» **Records shown**:
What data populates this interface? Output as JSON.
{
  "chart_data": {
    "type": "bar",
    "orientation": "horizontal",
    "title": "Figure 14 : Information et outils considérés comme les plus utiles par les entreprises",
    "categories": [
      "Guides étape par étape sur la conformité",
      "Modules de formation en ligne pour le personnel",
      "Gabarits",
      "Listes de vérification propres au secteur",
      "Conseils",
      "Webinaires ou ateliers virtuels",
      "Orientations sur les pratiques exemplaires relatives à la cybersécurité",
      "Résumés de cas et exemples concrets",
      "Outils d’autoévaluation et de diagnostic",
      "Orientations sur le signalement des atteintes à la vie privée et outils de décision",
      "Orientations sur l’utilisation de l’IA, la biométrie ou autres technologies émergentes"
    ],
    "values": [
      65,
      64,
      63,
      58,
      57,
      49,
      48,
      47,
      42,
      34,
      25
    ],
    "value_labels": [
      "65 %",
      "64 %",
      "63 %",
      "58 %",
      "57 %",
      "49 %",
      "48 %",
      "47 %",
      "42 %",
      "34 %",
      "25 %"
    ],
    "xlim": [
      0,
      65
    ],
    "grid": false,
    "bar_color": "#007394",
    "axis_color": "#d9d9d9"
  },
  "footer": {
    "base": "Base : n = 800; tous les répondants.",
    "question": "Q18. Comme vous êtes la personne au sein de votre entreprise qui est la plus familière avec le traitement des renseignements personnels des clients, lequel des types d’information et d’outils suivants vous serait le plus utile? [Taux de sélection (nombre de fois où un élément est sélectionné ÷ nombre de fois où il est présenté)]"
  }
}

» **Stated goal**: Copy out every line in the listing where the word "Orientations" appears.

» **Result of the exercise**:
      "Orientations sur les pratiques exemplaires relatives à la cybersécurité",
      "Orientations sur le signalement des atteintes à la vie privée et outils de décision",
      "Orientations sur l’utilisation de l’IA, la biométrie ou autres technologies émergentes"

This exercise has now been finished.